JOB A: Return the passage of the text on African American foodways that begins at the words "Even with evidence" and stops after the words "The Jemima Code.", copied word for word.
JOB B: Retype the records word for word, beginning at their first line and stopping after the line that contains "- axis-ticks: [96, 16, 658, 372]".

PAGE EXTRACT:
[Begin]
What we can learn about who we are when we shake off the shame about how or what we eat?

The gathering included Psyche Williams-Forson, author of Building Houses Out of Chicken Legs: Black Women, Food, & Power, and directed some much-needed attention to the idea of reclaiming ancestral foods as a source of cultural pride. Williams-Forson, whose illuminating scholarship examines the complex relationship between racist and realistic characterizations of our food traditions, acknowledged the destructive legacy associated with negative images of African American food choices. The insightful scholar also pointed to positive aspects of her affirming work that encourage black women to embrace the myriad ways our foremothers used food for economic freedom and independence, community building, cultural work and to develop personal identity.

Take watermelon and fried chicken for instance. Some black folks feel demonized when they eat these foods in public, while chefs in trendy restaurants all around the country earn high dollars for watermelon salad and gluten-free gospel bird. And don’t even get me started talking about the book and blog that made white authors household names when they capitalized on the label “thug” and its new meaning — symbolizing “a slice of the African American urban underclass by others privileged to define them, label them, and take their lives…,” as Michael Twitty stated, while black authors struggle to secure publishing contracts. (You’ll have to read his blog post and the comments about Thug Kitchen on Afroculinaria.com to get the scoop.)

Even with evidence pointing to valuable African American foodways, the discussion ended with frustration as MHP exclaimed: “I feel like we just need to bring joy to eating all of it.”

It was as if “nerdland’s” exasperation (MHP’s self description) parted the Red Sea, offering freedom to culinary history’s slaves through new projects for The Jemima Code.

The first is a follow-up cookbook that Rizzoli will publish in 2016. The Joy of African American Cooking features 400 to 500 recipes tested for today’s home kitchen, tracing the history of dishes created by African American cooks over three centuries, including influences of Africa, the Caribbean, and the American South.

The John Egerton Prize I received from Southern Foodways Alliance inspired what came next. On Juneteenth weekend 2015 we held the first symposium dedicated exclusively to African American foodways in Austin, Texas. The event gathered scholars, researchers, students, journalists, authors, restaurateurs, farmers, chefs, activists, and anyone interested in exploring issues of social injustice through the lens of food for Soul Summit: A Conversation About Race, Identity, Power and Food.

The activities began on Emancipation Day (June 19) with a reception hosted by Leslie Moore’s Word of Mouth Catering with wines by Dotson-Cervantes and the McBride Sisters. We spent the next day and a half eating and drinking together on the grounds of Austin’s Historic Black College Huston-Tillotson University, while discussing the complex intersection of African American foodways traditions and how they have been used to define culture. Well-known and respected African American food industry experts including Jessica B. Harris, Twitty and the soul food scholar, Adrian Miller challenged our thinking about the foods that comprise the traditional African American diet, the ways those foods and the people who prepared them have been characterized and the impact of those representations on our communities. We explored the ways food continues to shape economic opportunities and community wellness and what some folks are doing about it. Renown African American chefs and mixologists, including Bryant Terry, Todd Richards, Kevin Mitchell, BJ Dennis and Tiffanie Barriere excited our palates with traditional, modern, and vegan fare. You can hear highlights, recorded in part, by a grant from Humanities Texas and Imperial Sugar, on SoundCloud.
[End]
Spatial layout data
[Begin]
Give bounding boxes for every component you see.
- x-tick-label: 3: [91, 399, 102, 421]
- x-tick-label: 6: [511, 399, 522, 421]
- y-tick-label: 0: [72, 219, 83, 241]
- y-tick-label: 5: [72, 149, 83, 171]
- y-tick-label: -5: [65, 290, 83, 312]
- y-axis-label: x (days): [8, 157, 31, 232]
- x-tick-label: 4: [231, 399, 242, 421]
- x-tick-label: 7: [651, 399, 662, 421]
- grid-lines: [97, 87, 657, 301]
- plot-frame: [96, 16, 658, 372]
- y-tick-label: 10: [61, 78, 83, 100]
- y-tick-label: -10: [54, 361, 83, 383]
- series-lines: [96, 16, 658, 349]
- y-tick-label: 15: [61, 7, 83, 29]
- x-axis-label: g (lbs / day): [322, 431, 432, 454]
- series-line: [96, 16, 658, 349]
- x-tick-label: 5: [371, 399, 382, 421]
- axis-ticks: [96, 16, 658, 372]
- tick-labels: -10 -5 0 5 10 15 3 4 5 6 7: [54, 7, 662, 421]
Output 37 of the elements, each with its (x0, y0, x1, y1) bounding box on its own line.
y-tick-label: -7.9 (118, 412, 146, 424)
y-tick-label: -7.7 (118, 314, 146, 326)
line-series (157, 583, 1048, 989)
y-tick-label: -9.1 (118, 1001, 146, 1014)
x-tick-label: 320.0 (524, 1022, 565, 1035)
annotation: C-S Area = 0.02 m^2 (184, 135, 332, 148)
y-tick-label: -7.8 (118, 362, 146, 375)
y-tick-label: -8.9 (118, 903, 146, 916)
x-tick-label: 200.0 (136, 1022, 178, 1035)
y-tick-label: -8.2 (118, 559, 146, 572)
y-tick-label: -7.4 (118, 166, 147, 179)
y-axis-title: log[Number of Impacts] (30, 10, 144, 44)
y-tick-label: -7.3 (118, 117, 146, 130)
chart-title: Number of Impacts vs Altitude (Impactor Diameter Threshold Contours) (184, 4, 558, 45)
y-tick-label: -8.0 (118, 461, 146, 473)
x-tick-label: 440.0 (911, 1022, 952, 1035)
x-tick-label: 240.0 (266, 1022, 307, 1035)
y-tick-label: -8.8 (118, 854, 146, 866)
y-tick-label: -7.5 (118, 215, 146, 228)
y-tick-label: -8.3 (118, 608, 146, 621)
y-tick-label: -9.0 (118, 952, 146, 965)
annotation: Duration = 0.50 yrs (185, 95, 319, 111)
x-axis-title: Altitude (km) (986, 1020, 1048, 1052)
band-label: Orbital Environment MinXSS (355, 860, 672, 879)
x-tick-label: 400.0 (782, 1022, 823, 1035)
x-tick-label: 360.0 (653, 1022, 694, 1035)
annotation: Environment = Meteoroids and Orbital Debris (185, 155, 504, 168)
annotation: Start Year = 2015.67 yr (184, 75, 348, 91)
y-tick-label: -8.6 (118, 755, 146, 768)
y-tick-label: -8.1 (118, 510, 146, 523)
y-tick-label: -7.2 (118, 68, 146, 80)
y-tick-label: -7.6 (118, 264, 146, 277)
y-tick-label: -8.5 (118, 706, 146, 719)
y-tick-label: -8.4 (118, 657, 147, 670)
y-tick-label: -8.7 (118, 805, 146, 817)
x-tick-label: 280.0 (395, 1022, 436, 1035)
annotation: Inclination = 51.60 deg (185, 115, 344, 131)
[End]
WORKED ANSWER A:
Even with evidence pointing to valuable African American foodways, the discussion ended with frustration as MHP exclaimed: “I feel like we just need to bring joy to eating all of it.”

It was as if “nerdland’s” exasperation (MHP’s self description) parted the Red Sea, offering freedom to culinary history’s slaves through new projects for The Jemima Code.

WORKED ANSWER B:
Give bounding boxes for every component you see.
- x-tick-label: 3: [91, 399, 102, 421]
- x-tick-label: 6: [511, 399, 522, 421]
- y-tick-label: 0: [72, 219, 83, 241]
- y-tick-label: 5: [72, 149, 83, 171]
- y-tick-label: -5: [65, 290, 83, 312]
- y-axis-label: x (days): [8, 157, 31, 232]
- x-tick-label: 4: [231, 399, 242, 421]
- x-tick-label: 7: [651, 399, 662, 421]
- grid-lines: [97, 87, 657, 301]
- plot-frame: [96, 16, 658, 372]
- y-tick-label: 10: [61, 78, 83, 100]
- y-tick-label: -10: [54, 361, 83, 383]
- series-lines: [96, 16, 658, 349]
- y-tick-label: 15: [61, 7, 83, 29]
- x-axis-label: g (lbs / day): [322, 431, 432, 454]
- series-line: [96, 16, 658, 349]
- x-tick-label: 5: [371, 399, 382, 421]
- axis-ticks: [96, 16, 658, 372]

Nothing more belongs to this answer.